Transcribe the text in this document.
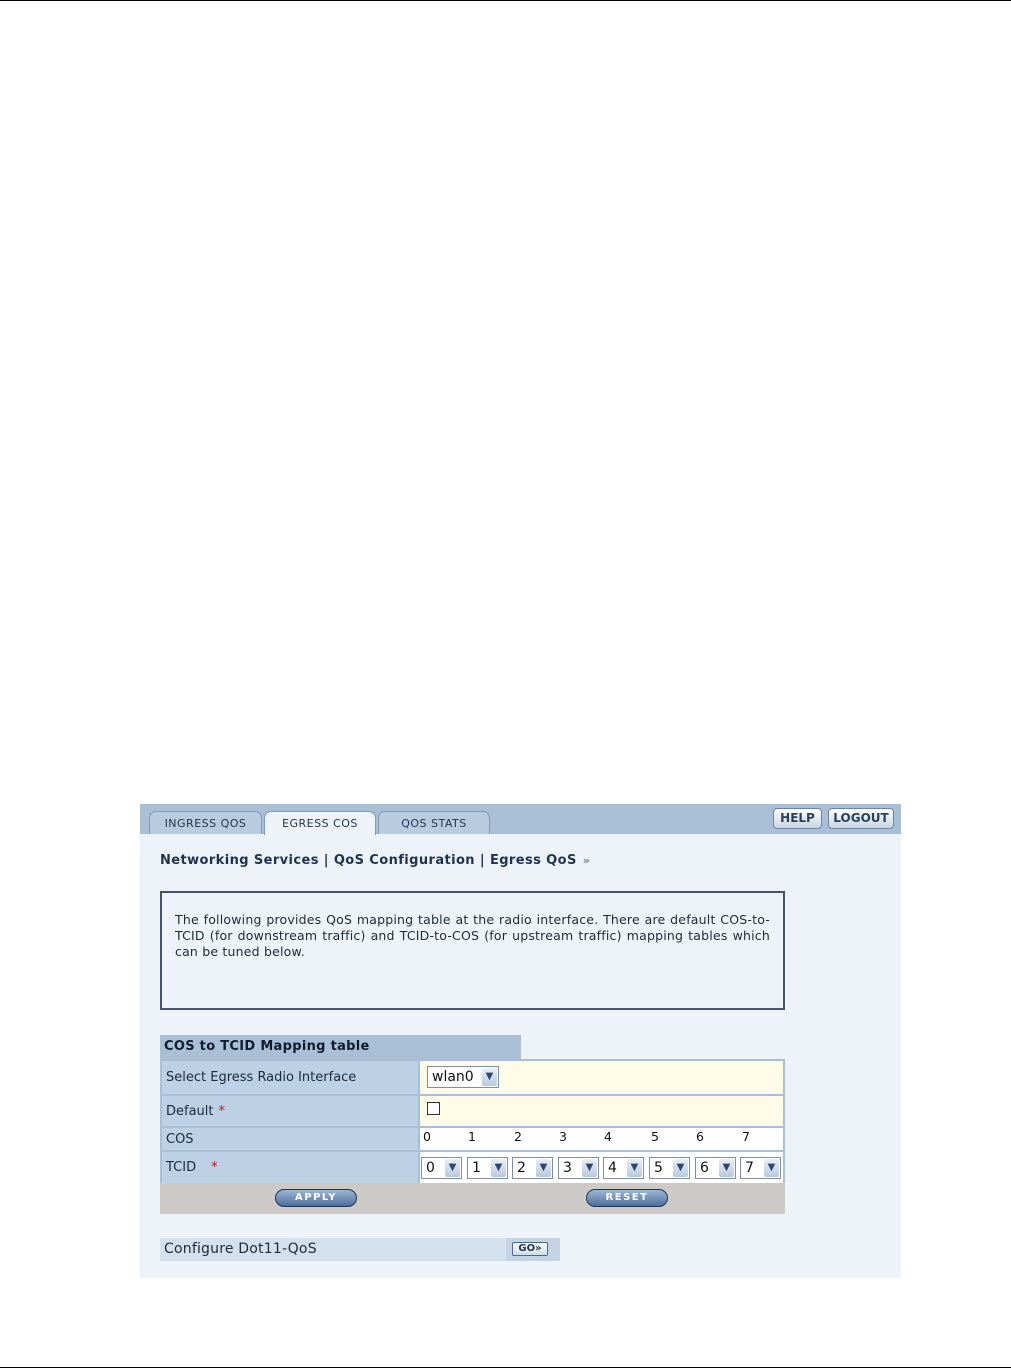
INGRESS QOS	EGRESS COS	QOS STATS	HELP	LOGOUT
Networking Services | QoS Configuration | Egress QoS »
The following provides QoS mapping table at the radio interface. There are default COS-to-TCID (for downstream traffic) and TCID-to-COS (for upstream traffic) mapping tables which can be tuned below.
COS to TCID Mapping table
Select Egress Radio Interface	wlan0	▼
Default *
COS	0	1	2	3	4	5	6	7
TCID *	0	▼	1	▼	2	▼	3	▼	4	▼	5	▼	6	▼	7	▼
APPLY	RESET
Configure Dot11-QoS	GO»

WHAT THIS TASK INVOLVES: Gather up, from the records above, each line where the word "table" appears.

THE RESULT:
The following provides QoS mapping table at the radio interface. There are default COS-to-TCID (for downstream traffic) and TCID-to-COS (for upstream traffic) mapping tables which can be tuned below.
COS to TCID Mapping table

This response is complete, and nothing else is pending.